EXERCISE DESCRIPTION
From the entries that follow, extract each line holding the string "bottom".

EXTRACTED INFORMATION

:::

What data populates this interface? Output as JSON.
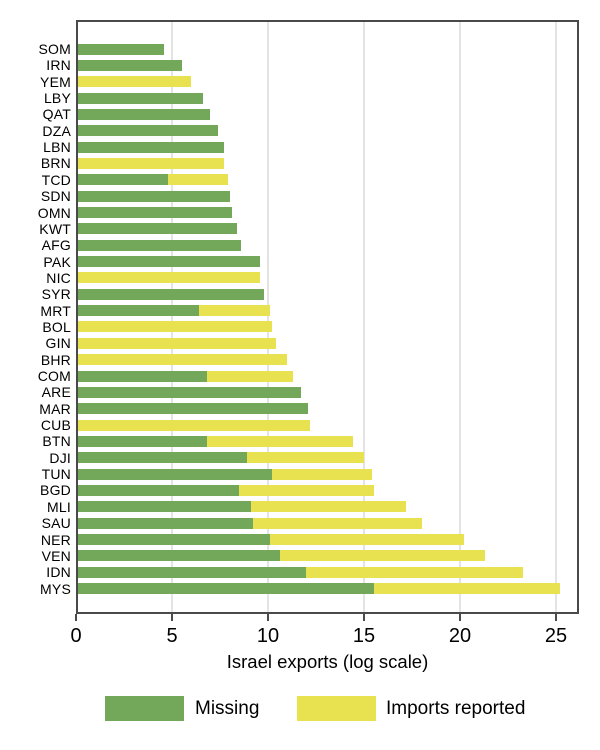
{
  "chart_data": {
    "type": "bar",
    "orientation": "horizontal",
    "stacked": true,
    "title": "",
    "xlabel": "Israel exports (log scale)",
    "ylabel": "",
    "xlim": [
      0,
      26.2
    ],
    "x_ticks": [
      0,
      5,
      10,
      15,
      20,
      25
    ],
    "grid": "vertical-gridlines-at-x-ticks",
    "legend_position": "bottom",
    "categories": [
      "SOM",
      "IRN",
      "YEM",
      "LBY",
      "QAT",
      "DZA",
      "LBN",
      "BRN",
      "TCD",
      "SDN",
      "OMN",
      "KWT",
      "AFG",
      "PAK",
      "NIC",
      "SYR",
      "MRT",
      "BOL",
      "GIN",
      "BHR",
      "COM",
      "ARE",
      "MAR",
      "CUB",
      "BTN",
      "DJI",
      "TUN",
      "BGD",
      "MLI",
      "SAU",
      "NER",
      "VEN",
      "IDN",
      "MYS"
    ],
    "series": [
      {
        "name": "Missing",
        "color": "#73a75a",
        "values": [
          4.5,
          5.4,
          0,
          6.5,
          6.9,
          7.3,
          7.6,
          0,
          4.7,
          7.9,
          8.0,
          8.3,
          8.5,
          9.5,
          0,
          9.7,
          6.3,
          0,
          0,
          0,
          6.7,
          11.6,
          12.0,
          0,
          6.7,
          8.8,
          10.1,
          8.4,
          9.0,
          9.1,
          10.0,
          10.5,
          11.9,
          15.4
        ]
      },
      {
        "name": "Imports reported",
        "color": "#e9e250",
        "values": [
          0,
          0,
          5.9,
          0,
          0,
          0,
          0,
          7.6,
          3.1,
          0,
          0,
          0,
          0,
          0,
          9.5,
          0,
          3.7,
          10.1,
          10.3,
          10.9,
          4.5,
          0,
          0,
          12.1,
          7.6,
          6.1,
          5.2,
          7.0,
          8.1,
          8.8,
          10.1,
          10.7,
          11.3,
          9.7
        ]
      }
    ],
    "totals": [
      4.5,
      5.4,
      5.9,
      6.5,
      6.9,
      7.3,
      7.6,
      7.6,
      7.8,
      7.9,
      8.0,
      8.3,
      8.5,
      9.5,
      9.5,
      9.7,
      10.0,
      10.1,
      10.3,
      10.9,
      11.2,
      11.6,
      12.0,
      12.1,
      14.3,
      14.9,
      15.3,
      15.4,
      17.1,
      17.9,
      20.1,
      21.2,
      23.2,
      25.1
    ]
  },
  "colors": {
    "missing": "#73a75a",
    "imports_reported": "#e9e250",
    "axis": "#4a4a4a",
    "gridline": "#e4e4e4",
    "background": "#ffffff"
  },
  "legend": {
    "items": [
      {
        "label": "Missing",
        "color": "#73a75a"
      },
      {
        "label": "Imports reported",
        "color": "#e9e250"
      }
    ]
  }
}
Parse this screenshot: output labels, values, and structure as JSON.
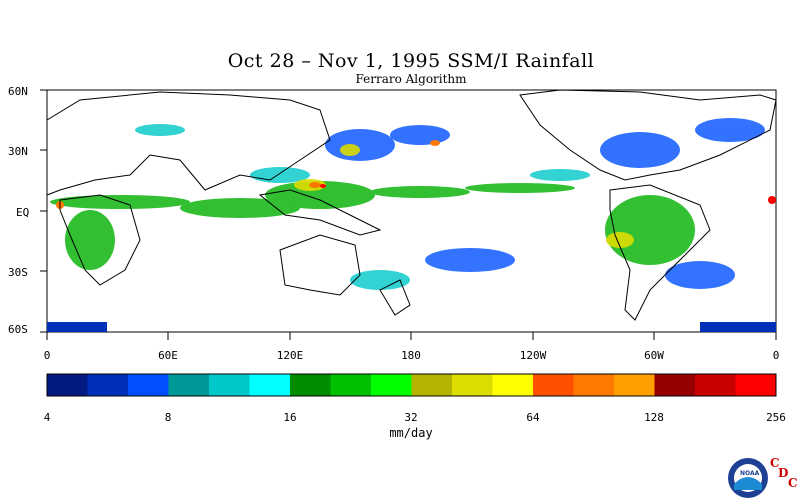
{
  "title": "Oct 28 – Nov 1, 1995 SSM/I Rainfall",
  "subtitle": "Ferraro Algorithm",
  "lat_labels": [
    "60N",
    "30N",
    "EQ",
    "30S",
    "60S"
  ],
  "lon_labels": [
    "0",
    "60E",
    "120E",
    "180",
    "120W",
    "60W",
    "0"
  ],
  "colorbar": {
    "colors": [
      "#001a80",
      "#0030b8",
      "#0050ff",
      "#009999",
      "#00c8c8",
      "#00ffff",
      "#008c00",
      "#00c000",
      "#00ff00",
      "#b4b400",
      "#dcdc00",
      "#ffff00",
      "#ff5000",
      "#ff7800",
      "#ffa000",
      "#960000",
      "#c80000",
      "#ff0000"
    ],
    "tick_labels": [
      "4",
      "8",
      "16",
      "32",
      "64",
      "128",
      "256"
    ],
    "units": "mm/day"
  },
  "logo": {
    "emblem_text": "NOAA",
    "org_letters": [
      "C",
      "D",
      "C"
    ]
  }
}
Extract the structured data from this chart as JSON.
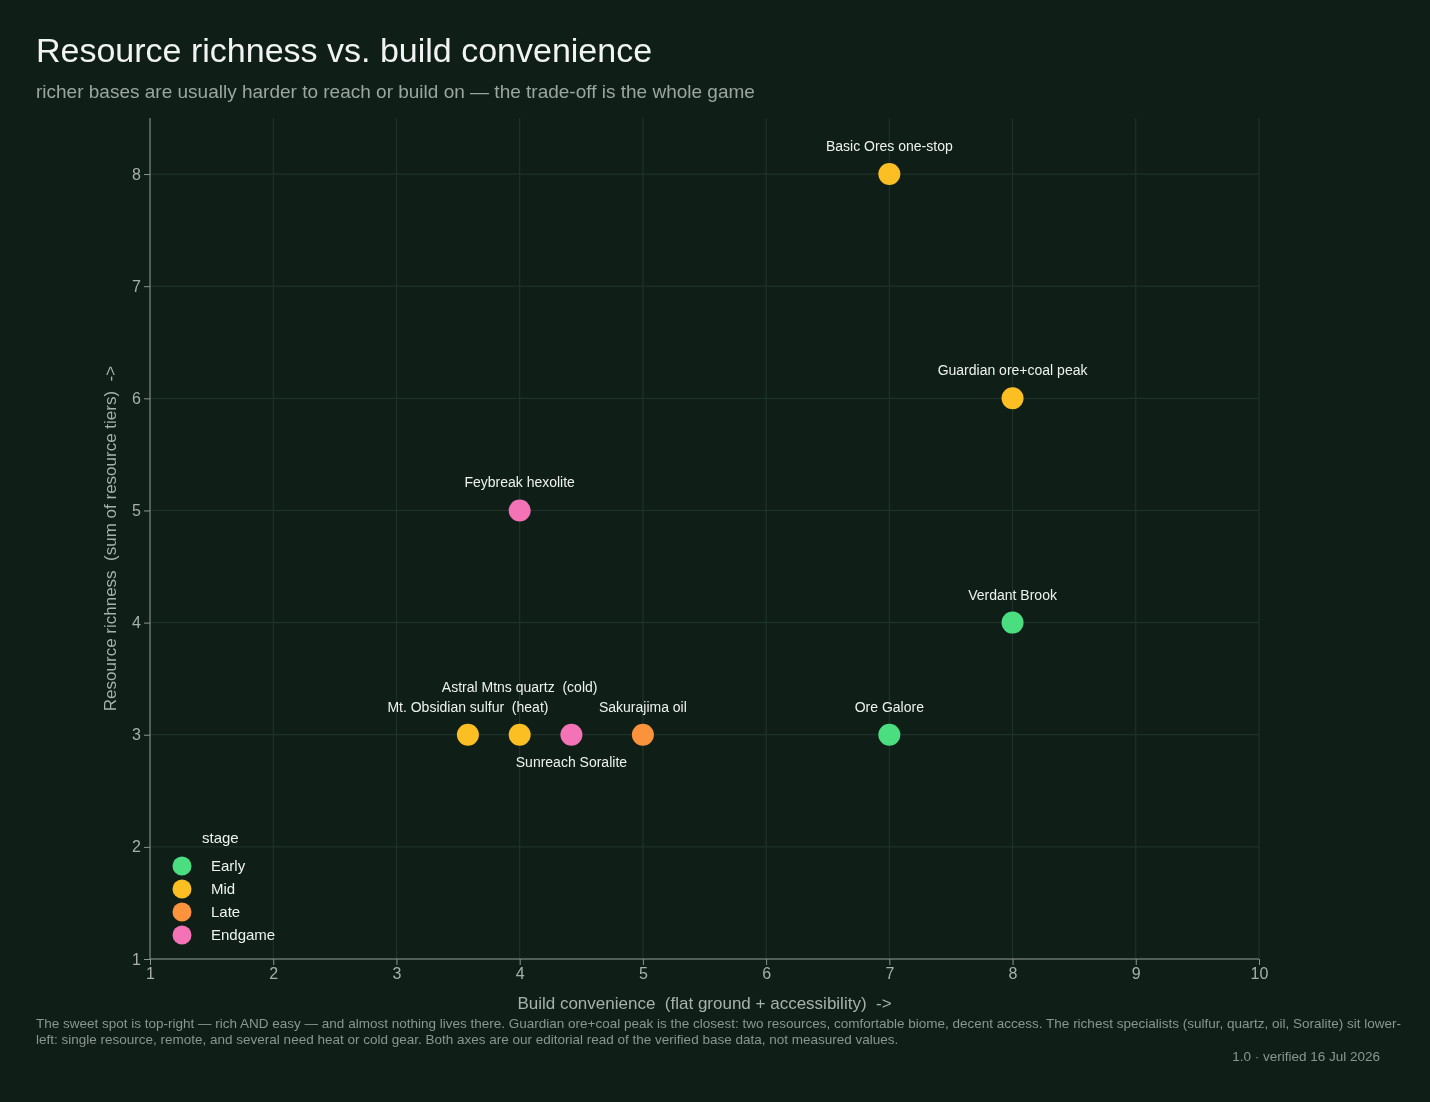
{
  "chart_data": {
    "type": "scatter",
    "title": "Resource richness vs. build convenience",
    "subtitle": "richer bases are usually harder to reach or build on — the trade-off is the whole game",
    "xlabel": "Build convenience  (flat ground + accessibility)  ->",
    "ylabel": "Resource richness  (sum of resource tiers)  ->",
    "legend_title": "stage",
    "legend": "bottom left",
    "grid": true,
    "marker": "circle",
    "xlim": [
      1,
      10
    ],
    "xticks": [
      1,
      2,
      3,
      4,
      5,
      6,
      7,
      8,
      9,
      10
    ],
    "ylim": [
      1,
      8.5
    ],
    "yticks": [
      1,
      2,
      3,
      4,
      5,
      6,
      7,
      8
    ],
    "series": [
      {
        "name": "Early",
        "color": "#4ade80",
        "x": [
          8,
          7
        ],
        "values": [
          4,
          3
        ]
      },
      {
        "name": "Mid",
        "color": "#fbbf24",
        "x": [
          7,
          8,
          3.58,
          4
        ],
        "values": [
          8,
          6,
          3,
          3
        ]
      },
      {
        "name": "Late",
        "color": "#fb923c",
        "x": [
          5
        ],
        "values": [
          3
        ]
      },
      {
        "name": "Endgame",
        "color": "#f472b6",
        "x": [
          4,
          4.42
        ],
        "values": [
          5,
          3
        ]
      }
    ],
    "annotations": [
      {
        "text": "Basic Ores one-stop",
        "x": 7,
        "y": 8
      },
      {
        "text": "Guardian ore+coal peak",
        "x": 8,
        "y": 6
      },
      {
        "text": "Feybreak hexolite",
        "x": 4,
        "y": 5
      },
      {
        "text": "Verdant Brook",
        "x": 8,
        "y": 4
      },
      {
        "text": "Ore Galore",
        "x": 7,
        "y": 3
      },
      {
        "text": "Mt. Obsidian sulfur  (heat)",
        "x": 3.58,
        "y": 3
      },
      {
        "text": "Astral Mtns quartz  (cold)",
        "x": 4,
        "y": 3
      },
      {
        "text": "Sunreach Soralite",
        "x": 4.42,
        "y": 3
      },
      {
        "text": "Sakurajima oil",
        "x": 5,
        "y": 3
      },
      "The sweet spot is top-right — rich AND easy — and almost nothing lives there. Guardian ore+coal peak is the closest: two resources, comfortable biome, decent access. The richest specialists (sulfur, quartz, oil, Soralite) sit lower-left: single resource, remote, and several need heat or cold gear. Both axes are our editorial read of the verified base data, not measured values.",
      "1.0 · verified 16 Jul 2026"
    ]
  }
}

:::

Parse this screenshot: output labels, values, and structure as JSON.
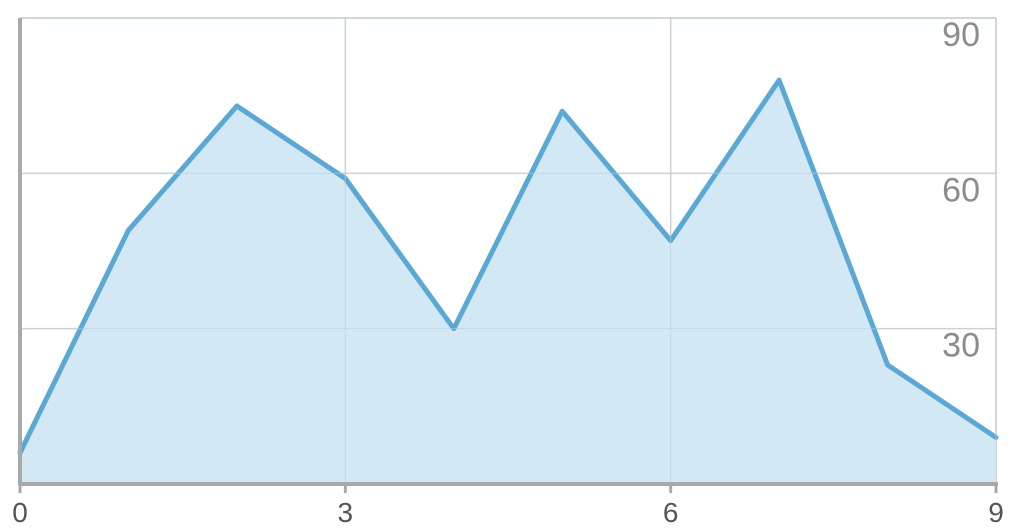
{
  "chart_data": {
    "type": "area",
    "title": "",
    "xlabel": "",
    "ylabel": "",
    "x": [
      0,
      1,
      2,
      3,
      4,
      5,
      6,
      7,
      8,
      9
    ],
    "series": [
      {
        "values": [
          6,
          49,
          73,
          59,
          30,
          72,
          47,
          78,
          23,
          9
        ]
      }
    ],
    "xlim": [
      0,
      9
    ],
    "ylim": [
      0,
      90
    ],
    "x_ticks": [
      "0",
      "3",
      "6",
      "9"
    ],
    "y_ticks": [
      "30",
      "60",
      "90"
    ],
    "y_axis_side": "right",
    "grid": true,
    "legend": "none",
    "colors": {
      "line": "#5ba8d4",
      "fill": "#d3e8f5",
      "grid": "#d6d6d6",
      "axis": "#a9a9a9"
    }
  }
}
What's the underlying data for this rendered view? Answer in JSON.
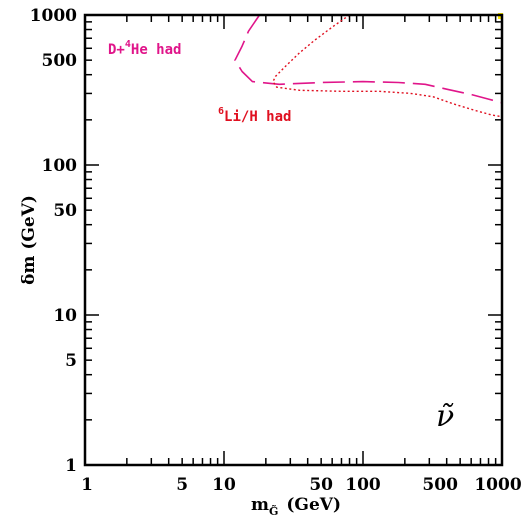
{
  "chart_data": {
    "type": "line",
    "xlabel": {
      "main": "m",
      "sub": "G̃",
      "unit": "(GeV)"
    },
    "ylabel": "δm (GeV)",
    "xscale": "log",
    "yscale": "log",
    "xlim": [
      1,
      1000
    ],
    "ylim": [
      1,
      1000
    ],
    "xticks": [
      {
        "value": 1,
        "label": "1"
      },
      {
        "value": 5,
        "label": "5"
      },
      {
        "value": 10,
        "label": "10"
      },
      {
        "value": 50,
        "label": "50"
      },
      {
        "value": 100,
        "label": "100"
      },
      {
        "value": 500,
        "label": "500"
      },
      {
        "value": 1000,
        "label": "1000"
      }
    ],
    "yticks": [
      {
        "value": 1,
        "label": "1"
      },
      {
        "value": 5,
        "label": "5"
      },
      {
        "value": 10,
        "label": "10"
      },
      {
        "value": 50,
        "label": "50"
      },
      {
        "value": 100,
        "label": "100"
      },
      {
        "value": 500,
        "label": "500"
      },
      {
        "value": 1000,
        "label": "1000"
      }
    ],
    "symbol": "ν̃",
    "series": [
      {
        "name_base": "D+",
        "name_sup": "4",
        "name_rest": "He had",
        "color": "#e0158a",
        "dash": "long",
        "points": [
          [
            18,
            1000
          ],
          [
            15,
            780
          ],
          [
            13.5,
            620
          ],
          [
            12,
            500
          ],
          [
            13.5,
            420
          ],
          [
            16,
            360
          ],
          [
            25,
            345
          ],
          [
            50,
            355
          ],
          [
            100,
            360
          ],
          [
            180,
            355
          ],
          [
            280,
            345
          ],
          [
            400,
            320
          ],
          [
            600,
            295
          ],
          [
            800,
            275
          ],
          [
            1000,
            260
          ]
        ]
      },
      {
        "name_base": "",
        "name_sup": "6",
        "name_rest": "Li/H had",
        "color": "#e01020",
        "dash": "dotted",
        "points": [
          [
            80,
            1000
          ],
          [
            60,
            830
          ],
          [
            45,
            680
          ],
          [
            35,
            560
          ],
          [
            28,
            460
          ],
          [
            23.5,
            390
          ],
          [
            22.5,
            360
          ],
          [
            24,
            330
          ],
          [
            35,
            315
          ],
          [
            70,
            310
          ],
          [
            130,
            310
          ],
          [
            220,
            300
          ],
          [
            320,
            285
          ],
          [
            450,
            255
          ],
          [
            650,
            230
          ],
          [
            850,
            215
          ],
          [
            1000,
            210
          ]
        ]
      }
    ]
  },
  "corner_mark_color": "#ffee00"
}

:::

RESULT FOR THIS TASK
    "legend_position": "bottom",
    "legend": "bottom left",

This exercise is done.